A series of doctors in Alabama, Florida and New York questioned the need for the tube, including Dr. Ivan Darenkov, a pediatric gastroenterologist who in 2013 treated Garnett. Darenkov said the medical history Spears provided was scant. He pressed her about the tube and for Garnett's medical records, which she never provided.

"I couldn't get the information," he said. "I never got the records about his first surgery, when the G-tube was put in. ... I did my own investigation, and found no medical reason for his eating problems."

Had he known the history, Darenkov said, "my approach to this patient would have been radically different."

Feldman said he was not surprised that Spears was not forthcoming with the records. "It's another red flag if the mother offers lots of different explanations for the absence of permission to access records," he said. "You have to wonder if she's concealing something."

Spears' inconsistent stories and frequent hospital trips were enough to raise suspicions among medical professionals in Alabama, where a nurse called the state child protection agency but a case was never opened. Spears then moved to Florida, where in 2011, state investigators described Garnett as an "intermediate risk" for neglect.

While Garnett suffered, Spears cultivated a loyal, supportive group of social media followers by faithfully chronicling her son's many maladies. In photo-filled Facebook, Twitter and blog posts, Spears portrayed herself as a doting supermom who kept her chin up through an astonishing 23 trips to the hospital by Garnett's first birthday. She garnered more sympathy posting about "Blake," her "soul mate" and Garnett's supposed father, who she described as a police officer who was killed in a car crash. Notably, there were no photos of him.

* Material shown *
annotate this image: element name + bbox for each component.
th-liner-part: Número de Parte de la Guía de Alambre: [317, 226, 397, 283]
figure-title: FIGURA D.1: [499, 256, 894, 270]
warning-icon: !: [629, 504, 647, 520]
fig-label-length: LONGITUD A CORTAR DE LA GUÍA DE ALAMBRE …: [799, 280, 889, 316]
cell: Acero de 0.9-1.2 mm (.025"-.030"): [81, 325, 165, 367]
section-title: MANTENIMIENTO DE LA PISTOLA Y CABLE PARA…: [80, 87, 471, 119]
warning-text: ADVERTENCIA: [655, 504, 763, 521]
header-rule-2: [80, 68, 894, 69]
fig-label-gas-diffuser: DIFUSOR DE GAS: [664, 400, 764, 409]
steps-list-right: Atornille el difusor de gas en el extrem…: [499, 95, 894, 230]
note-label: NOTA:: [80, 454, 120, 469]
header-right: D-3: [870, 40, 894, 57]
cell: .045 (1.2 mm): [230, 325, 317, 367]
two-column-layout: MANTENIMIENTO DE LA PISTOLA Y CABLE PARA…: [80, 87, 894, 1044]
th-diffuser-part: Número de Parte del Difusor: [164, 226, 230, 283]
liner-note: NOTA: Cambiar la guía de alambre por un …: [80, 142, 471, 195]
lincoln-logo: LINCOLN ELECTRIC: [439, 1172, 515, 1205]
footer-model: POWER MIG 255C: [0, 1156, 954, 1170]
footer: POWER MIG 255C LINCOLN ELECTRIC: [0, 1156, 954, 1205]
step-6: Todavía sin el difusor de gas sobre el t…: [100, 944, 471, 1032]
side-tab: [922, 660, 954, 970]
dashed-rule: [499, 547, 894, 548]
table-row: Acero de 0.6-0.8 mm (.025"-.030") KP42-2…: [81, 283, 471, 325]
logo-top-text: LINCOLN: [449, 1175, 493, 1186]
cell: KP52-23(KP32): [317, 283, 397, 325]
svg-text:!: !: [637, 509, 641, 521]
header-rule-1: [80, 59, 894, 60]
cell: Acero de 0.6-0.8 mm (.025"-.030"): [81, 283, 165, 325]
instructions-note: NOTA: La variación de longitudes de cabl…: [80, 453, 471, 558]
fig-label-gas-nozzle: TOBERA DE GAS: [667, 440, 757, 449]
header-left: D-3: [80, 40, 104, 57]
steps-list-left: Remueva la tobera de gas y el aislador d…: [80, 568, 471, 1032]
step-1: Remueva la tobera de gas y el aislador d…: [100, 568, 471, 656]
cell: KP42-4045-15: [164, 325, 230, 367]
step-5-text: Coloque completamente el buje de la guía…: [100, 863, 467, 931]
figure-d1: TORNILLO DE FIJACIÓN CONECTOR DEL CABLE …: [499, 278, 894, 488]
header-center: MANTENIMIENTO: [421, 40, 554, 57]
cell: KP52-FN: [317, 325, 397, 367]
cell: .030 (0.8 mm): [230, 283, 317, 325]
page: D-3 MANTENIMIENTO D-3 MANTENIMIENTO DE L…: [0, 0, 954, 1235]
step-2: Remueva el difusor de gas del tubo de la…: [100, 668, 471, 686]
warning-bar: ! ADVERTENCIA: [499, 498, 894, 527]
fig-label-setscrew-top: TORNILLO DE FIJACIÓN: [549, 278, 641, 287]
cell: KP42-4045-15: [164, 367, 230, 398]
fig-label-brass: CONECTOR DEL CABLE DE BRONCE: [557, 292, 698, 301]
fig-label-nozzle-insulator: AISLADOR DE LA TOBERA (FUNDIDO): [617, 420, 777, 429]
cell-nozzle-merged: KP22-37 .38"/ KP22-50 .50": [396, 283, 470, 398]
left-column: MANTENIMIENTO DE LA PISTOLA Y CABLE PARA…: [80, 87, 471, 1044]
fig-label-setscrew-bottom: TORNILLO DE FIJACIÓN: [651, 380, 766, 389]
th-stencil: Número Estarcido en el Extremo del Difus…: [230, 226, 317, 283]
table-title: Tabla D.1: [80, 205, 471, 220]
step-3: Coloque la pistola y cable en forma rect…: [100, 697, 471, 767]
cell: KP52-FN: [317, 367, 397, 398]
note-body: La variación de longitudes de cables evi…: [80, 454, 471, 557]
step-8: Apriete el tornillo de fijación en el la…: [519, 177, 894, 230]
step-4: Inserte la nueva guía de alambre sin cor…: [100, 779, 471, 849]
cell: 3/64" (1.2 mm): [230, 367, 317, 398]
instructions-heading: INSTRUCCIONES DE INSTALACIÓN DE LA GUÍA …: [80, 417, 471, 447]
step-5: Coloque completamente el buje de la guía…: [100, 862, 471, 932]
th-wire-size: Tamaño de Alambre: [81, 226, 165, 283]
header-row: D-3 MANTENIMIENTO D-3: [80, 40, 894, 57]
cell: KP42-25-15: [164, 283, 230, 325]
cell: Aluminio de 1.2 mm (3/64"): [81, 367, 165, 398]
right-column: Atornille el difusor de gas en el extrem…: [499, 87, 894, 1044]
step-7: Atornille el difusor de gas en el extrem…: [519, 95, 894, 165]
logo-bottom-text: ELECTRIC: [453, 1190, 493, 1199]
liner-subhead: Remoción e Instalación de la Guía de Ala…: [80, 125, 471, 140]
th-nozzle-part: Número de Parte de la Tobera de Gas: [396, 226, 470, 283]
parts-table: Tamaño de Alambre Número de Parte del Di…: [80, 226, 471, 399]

* Check your understanding *
1 - From the passage on Spears and Garnett, quote the part that begins at the words "A series of" and stops after the words "she never provided.".
2 - Using the passage on Spears and Garnett, say whether each statement below agrees with it. Answer yes or no for each and quote the words that decide it.
(a) Darenkov treated Garnett in 2013.
(b) Alabama's child protection agency opened a case after a nurse called.
(c) Spears posted photos of Blake.
3 - Please carry on the passage on Spears and Garnett, starting after its last sentence.

* Results *
1 -
A series of doctors in Alabama, Florida and New York questioned the need for the tube, including Dr. Ivan Darenkov, a pediatric gastroenterologist who in 2013 treated Garnett. Darenkov said the medical history Spears provided was scant. He pressed her about the tube and for Garnett's medical records, which she never provided.

2 -
(a) Yes: "Dr. Ivan Darenkov, a pediatric gastroenterologist who in 2013 treated Garnett"
(b) No: "a nurse called the state child protection agency but a case was never opened"
(c) No: "Notably, there were no photos of him."

3 -
Friends said they'd never seen Blake. Garnett's real father, garage-door installer Chris Hill, lives in Alabama.

Feldman, the psychiatrist, described Spears' social media activity as "Munchausen by Internet." He said doctors who suspect the syndrome commonly check their patients' Facebook or Twitter accounts, looking for exaggerated or misrepresented descriptions of a child's illness.

"All that's involved is clicking into a support group, and they find they can get a tremendous amount of sympathy and nurturing," Feldman said. "It's a conduit to an enormous audience."

Spears continued her social media activity throughout Garnett's life. His "soul is already with the angels," she wrote when her son was declared brain dead.

And on his final day, a final post: "Garnett the great journeyed onward today at 10:20 a.m.," wrote the mother who killed him.

"It has always been about Lacey," Murphy told the jury in her closing argument. "This case has never been about Garnett. It's all about Lacey. Mother of the year."

The prosecution will seek the maximum prison term — 25 years to life — when Spears in sentenced on April 8.

Contributing: Lee Higgins, Peter D. Kramer, Jane Lerner and Hoa Nguyen, The (Westchester County, N.Y.) Journal News. Written by Richard Liebson, The (Westchester County, N.Y.) Journal News.

About Munchausen

Munchausen syndrome is a type of factitious disorder in a person with a deep need for attention that is a serious psychiatric illness. People with the syndrome generally suffer from borderline personality disorder, a psychiatric condition marked by problems regulating emotions and thoughts, impulsive and reckless behavior and unstable relationships.

Munchausen syndrome: A person exaggerates or fakes illnesses or gets ill or injured on purpose.

Munchausen by proxy: A caregiver exaggerates or fakes illnesses or deliberately sickens or injures an individual he or she is caring for.

The disorder has been recognized since the 1950s.

Signs of Munchausen by proxy include:

• A child who often is hospitalized with unusual and unexplained symptoms that seem to go away when the caregiver is not present.

• Symptoms that don't match the child's test results.

• Symptoms that worsen at home but improve while the child is under medical care.

• Drugs or chemicals in the child's blood or urine.

• Siblings who died under strange circumstances.

• A caregiver who is overattentive to the child and overly willing to comply with health care workers.

• A caregiver who is a nurse or who works in the health care field.